Start of Input for this task
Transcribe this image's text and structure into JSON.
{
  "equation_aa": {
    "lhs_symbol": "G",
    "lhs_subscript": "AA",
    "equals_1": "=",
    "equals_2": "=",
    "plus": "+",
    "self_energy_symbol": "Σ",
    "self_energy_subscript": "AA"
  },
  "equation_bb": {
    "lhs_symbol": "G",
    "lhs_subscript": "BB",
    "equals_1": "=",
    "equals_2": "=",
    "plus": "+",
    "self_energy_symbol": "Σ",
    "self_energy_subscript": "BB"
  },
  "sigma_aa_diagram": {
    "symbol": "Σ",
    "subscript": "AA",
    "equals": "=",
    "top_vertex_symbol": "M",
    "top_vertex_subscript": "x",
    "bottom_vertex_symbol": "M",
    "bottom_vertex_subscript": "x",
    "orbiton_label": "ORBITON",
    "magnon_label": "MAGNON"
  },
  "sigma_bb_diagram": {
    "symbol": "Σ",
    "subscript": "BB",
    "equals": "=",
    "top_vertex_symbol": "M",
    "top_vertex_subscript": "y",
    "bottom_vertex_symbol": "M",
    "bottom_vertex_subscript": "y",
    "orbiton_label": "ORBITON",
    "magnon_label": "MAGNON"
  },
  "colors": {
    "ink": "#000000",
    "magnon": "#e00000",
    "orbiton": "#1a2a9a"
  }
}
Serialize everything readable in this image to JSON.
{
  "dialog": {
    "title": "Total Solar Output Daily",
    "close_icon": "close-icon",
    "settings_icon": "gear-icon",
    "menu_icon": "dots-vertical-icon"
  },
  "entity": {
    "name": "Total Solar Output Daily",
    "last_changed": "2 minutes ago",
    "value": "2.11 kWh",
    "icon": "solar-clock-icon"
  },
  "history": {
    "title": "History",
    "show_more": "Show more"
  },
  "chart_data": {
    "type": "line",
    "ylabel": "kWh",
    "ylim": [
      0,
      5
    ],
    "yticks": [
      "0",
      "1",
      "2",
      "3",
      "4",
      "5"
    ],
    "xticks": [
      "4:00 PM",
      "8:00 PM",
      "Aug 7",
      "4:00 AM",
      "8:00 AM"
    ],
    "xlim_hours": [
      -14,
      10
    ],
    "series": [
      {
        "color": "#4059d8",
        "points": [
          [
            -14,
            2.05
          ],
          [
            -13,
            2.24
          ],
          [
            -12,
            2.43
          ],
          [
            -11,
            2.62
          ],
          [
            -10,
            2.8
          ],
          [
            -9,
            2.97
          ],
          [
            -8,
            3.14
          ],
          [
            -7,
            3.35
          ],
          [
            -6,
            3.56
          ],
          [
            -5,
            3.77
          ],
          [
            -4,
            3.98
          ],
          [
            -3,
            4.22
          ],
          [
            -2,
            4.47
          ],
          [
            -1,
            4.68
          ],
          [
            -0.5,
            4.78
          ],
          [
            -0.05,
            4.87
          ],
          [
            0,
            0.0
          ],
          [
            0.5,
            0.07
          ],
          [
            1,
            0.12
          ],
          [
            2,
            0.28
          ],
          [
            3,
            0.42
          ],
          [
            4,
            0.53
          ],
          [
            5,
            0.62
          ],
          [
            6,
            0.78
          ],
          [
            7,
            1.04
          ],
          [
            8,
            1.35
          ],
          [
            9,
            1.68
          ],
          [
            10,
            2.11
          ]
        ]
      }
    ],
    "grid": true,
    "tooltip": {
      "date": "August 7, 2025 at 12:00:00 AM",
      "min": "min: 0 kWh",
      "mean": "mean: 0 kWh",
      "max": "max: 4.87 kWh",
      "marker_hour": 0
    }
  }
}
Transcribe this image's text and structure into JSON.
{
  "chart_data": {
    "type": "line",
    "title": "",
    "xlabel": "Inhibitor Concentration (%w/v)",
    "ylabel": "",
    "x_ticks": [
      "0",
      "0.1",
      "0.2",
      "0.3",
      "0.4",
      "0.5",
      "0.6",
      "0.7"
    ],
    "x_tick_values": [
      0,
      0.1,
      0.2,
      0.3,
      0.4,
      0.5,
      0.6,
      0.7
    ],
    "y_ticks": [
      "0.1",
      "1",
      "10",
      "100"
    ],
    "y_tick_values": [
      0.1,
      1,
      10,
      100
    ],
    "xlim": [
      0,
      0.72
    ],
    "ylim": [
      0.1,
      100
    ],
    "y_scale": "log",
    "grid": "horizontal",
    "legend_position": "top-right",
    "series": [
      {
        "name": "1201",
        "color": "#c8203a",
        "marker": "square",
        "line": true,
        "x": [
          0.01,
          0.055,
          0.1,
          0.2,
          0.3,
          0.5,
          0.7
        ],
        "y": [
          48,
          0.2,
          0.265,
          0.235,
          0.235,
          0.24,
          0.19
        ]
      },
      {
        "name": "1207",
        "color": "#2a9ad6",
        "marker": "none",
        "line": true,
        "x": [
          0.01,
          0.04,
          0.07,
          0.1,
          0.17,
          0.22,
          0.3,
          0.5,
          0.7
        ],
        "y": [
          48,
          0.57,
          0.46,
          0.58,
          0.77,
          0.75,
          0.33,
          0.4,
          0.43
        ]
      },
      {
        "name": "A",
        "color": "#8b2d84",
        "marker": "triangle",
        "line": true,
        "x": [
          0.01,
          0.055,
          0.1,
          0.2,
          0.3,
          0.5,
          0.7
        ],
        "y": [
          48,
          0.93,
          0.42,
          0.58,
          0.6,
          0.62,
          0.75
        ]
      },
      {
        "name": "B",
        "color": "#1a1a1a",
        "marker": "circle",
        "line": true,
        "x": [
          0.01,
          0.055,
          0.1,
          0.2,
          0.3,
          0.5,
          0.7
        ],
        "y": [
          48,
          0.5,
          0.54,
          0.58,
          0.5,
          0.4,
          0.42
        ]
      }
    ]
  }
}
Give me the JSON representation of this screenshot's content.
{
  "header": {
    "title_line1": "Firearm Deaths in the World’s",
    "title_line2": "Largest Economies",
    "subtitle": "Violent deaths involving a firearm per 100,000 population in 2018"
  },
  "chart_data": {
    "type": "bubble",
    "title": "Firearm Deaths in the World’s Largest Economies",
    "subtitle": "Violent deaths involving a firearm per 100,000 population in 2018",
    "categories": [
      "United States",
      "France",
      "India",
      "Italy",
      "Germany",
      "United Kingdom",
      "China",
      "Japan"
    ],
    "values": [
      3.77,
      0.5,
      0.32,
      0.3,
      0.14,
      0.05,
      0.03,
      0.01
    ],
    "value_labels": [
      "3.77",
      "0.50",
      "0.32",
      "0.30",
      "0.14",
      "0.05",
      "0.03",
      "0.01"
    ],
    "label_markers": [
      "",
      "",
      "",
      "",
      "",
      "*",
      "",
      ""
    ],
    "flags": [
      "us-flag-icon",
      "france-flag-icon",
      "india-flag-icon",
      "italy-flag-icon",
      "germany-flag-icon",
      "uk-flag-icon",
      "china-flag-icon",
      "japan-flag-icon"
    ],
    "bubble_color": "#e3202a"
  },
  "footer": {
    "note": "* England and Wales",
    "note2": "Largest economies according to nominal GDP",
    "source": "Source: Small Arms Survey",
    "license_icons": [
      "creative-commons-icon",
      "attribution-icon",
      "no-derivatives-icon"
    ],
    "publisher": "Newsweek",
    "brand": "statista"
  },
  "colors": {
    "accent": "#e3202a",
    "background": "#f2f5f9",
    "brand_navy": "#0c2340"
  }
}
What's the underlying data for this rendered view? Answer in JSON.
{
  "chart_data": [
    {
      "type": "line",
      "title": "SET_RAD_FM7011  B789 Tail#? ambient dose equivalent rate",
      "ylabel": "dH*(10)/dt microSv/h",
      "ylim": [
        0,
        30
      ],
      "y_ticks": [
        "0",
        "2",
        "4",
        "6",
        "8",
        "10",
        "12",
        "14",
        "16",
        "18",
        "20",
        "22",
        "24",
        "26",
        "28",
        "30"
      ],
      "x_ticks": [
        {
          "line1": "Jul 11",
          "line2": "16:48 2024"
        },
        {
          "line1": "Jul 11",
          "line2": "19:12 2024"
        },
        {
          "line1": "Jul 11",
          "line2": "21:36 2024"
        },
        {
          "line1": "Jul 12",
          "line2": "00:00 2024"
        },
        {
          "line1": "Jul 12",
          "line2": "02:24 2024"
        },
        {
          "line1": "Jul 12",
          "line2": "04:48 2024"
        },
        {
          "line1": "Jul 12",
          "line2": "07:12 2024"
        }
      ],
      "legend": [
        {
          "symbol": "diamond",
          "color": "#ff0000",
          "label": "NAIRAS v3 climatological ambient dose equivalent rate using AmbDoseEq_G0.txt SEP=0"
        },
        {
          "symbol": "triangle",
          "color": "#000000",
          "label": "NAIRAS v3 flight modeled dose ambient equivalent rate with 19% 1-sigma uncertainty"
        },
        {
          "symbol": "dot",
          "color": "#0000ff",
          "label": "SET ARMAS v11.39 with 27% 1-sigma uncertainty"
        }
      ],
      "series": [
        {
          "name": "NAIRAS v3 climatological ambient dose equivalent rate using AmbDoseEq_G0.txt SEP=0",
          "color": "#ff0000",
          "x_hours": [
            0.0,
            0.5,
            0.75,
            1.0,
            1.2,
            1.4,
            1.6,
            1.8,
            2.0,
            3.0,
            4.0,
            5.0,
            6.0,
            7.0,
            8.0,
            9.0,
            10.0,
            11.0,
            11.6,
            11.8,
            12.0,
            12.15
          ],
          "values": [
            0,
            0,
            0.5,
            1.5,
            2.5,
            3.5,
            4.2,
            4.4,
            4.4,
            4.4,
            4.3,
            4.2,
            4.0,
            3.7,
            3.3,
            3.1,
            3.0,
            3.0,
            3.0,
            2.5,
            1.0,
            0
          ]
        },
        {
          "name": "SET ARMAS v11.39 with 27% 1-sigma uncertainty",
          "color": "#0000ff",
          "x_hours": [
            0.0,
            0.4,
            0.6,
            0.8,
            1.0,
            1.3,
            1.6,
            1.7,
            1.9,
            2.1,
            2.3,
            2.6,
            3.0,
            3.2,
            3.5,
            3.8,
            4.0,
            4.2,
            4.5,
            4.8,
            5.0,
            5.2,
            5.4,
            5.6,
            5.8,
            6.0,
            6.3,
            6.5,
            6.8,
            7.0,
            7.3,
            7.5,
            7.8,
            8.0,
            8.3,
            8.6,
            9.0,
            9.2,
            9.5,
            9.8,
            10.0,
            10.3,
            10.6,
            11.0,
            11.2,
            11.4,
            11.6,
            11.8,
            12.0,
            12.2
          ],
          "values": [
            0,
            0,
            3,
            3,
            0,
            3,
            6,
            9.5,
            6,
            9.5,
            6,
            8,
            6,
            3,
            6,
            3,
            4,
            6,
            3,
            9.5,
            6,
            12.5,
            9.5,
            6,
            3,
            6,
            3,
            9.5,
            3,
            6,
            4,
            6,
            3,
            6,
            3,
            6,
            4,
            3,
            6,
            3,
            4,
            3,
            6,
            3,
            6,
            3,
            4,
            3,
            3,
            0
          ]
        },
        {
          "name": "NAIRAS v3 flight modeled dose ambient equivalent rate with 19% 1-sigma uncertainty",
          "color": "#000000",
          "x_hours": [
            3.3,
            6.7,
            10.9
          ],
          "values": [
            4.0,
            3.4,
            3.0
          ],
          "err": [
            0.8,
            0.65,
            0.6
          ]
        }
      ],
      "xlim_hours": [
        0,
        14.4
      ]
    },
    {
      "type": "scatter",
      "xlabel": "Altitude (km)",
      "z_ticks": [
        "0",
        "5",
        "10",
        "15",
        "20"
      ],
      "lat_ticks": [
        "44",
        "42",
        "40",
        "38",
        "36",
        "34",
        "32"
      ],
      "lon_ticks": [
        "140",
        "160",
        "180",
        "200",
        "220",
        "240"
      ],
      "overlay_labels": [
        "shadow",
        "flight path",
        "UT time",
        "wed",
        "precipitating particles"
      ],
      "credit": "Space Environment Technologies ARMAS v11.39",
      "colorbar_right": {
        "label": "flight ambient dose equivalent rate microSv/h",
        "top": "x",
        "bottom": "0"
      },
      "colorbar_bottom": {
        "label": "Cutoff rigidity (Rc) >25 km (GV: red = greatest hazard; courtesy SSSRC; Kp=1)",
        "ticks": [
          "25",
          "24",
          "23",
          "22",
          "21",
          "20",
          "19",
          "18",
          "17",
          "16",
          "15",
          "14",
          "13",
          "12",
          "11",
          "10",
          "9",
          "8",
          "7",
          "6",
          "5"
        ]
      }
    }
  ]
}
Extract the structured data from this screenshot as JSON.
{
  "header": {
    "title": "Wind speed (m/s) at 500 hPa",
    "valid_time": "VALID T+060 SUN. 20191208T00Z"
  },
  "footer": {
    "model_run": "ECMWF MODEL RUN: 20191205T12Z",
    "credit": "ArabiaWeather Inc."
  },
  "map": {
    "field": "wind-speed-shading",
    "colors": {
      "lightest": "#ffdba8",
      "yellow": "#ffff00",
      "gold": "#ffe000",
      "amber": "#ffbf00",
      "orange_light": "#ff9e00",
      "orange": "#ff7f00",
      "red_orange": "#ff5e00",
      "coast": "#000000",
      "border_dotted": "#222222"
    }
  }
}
End of Input for this task
** Work to do **
Select every line in the records above that contains the word "Violent".

** Solution **
    "subtitle": "Violent deaths involving a firearm per 100,000 population in 2018"
    "subtitle": "Violent deaths involving a firearm per 100,000 population in 2018",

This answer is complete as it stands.